WHAT IS EXPECTED
Copy the data below, replacing every "Ellipse" with "Oval" and leaving everything else unchanged.
[Start of STORED ROWS]
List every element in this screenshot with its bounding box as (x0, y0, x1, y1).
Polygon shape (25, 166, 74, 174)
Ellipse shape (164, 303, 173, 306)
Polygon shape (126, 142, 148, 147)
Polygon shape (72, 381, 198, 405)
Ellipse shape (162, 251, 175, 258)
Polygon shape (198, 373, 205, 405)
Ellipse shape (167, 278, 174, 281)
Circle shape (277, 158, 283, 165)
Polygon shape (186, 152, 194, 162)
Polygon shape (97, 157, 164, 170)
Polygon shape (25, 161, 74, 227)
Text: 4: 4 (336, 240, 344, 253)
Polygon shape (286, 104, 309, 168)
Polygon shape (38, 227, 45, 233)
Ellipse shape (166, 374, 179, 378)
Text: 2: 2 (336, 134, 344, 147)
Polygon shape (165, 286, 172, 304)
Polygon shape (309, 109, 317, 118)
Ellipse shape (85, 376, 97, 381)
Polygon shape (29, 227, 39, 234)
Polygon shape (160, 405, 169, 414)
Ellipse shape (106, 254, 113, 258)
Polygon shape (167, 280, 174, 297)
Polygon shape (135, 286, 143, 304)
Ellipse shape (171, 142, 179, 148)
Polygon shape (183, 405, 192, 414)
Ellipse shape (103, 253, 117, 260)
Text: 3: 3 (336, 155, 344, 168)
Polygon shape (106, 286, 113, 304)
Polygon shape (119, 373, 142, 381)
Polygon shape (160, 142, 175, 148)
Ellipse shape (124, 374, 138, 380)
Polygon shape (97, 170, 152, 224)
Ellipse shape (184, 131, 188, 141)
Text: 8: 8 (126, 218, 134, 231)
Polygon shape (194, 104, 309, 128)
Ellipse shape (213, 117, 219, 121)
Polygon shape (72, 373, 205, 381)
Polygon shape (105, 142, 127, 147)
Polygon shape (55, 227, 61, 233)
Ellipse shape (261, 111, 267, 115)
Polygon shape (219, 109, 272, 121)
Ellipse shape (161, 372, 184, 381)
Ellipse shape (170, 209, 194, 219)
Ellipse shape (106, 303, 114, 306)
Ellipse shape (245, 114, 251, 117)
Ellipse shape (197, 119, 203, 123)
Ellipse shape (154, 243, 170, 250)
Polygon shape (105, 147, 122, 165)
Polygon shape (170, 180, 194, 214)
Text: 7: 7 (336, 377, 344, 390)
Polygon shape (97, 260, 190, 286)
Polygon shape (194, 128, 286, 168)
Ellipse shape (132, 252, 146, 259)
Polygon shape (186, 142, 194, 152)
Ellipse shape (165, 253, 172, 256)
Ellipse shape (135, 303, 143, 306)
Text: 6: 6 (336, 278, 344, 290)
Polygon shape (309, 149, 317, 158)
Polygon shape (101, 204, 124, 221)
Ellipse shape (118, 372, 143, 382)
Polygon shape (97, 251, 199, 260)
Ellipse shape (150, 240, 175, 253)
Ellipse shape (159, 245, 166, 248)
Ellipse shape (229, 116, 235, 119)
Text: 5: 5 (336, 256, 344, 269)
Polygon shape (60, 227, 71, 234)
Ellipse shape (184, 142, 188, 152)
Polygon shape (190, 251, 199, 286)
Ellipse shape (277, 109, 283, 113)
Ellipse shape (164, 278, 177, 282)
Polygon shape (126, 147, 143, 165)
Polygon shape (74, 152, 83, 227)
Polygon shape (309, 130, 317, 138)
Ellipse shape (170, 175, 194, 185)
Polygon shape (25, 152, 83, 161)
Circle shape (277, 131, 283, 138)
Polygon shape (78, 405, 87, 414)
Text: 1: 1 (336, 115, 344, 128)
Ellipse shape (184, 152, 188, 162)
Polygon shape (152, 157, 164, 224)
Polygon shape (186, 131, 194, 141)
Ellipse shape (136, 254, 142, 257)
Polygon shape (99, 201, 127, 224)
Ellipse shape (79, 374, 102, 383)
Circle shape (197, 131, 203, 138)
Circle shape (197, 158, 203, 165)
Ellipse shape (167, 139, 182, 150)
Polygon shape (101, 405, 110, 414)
[End of STORED ROWS]
RESULT
List every element in this screenshot with its bounding box as (x0, y0, x1, y1).
Polygon shape (25, 166, 74, 174)
Oval shape (164, 303, 173, 306)
Polygon shape (126, 142, 148, 147)
Polygon shape (72, 381, 198, 405)
Oval shape (162, 251, 175, 258)
Polygon shape (198, 373, 205, 405)
Oval shape (167, 278, 174, 281)
Circle shape (277, 158, 283, 165)
Polygon shape (186, 152, 194, 162)
Polygon shape (97, 157, 164, 170)
Polygon shape (25, 161, 74, 227)
Text: 4: 4 (336, 240, 344, 253)
Polygon shape (286, 104, 309, 168)
Polygon shape (38, 227, 45, 233)
Oval shape (166, 374, 179, 378)
Text: 2: 2 (336, 134, 344, 147)
Polygon shape (165, 286, 172, 304)
Polygon shape (309, 109, 317, 118)
Oval shape (85, 376, 97, 381)
Polygon shape (29, 227, 39, 234)
Polygon shape (160, 405, 169, 414)
Oval shape (106, 254, 113, 258)
Polygon shape (167, 280, 174, 297)
Polygon shape (135, 286, 143, 304)
Oval shape (171, 142, 179, 148)
Polygon shape (183, 405, 192, 414)
Oval shape (103, 253, 117, 260)
Text: 3: 3 (336, 155, 344, 168)
Polygon shape (106, 286, 113, 304)
Polygon shape (119, 373, 142, 381)
Polygon shape (160, 142, 175, 148)
Oval shape (124, 374, 138, 380)
Polygon shape (97, 170, 152, 224)
Oval shape (184, 131, 188, 141)
Text: 8: 8 (126, 218, 134, 231)
Polygon shape (194, 104, 309, 128)
Oval shape (213, 117, 219, 121)
Polygon shape (72, 373, 205, 381)
Polygon shape (105, 142, 127, 147)
Polygon shape (55, 227, 61, 233)
Oval shape (261, 111, 267, 115)
Polygon shape (219, 109, 272, 121)
Oval shape (161, 372, 184, 381)
Oval shape (170, 209, 194, 219)
Oval shape (106, 303, 114, 306)
Oval shape (245, 114, 251, 117)
Oval shape (197, 119, 203, 123)
Oval shape (154, 243, 170, 250)
Polygon shape (105, 147, 122, 165)
Polygon shape (170, 180, 194, 214)
Text: 7: 7 (336, 377, 344, 390)
Polygon shape (97, 260, 190, 286)
Polygon shape (194, 128, 286, 168)
Oval shape (132, 252, 146, 259)
Polygon shape (186, 142, 194, 152)
Oval shape (165, 253, 172, 256)
Oval shape (135, 303, 143, 306)
Text: 6: 6 (336, 278, 344, 290)
Polygon shape (309, 149, 317, 158)
Polygon shape (101, 204, 124, 221)
Oval shape (118, 372, 143, 382)
Polygon shape (97, 251, 199, 260)
Oval shape (150, 240, 175, 253)
Oval shape (159, 245, 166, 248)
Oval shape (229, 116, 235, 119)
Text: 5: 5 (336, 256, 344, 269)
Polygon shape (60, 227, 71, 234)
Oval shape (184, 142, 188, 152)
Polygon shape (190, 251, 199, 286)
Oval shape (277, 109, 283, 113)
Oval shape (164, 278, 177, 282)
Polygon shape (126, 147, 143, 165)
Polygon shape (74, 152, 83, 227)
Polygon shape (309, 130, 317, 138)
Oval shape (170, 175, 194, 185)
Polygon shape (25, 152, 83, 161)
Circle shape (277, 131, 283, 138)
Polygon shape (78, 405, 87, 414)
Text: 1: 1 (336, 115, 344, 128)
Oval shape (184, 152, 188, 162)
Polygon shape (152, 157, 164, 224)
Polygon shape (186, 131, 194, 141)
Oval shape (136, 254, 142, 257)
Polygon shape (99, 201, 127, 224)
Oval shape (79, 374, 102, 383)
Circle shape (197, 131, 203, 138)
Circle shape (197, 158, 203, 165)
Oval shape (167, 139, 182, 150)
Polygon shape (101, 405, 110, 414)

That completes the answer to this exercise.